_YOUR TASK_.
Copy out all the lines where "千年代文明区" shows up.

===

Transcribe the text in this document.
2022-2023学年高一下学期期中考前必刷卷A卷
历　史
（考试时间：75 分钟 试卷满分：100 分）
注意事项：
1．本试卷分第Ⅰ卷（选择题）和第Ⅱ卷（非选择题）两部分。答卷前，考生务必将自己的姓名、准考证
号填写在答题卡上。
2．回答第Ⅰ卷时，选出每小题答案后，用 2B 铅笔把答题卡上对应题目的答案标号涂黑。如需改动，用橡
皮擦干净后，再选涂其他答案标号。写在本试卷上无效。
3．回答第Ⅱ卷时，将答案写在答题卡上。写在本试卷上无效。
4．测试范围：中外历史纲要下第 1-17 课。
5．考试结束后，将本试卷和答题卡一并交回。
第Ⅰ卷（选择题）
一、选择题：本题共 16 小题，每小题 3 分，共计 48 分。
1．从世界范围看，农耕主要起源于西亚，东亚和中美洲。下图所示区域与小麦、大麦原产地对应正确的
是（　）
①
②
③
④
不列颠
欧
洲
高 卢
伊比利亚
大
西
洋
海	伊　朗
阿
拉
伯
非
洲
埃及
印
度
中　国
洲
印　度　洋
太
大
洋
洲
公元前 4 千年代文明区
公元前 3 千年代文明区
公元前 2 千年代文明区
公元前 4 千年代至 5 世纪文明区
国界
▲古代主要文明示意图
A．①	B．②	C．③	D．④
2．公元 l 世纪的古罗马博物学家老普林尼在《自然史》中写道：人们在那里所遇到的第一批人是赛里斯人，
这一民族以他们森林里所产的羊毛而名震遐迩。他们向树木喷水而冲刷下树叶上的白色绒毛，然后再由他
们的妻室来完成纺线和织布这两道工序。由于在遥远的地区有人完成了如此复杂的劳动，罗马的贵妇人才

===

_EXERCISE RESULT_.
公元前 4 千年代文明区
公元前 3 千年代文明区
公元前 2 千年代文明区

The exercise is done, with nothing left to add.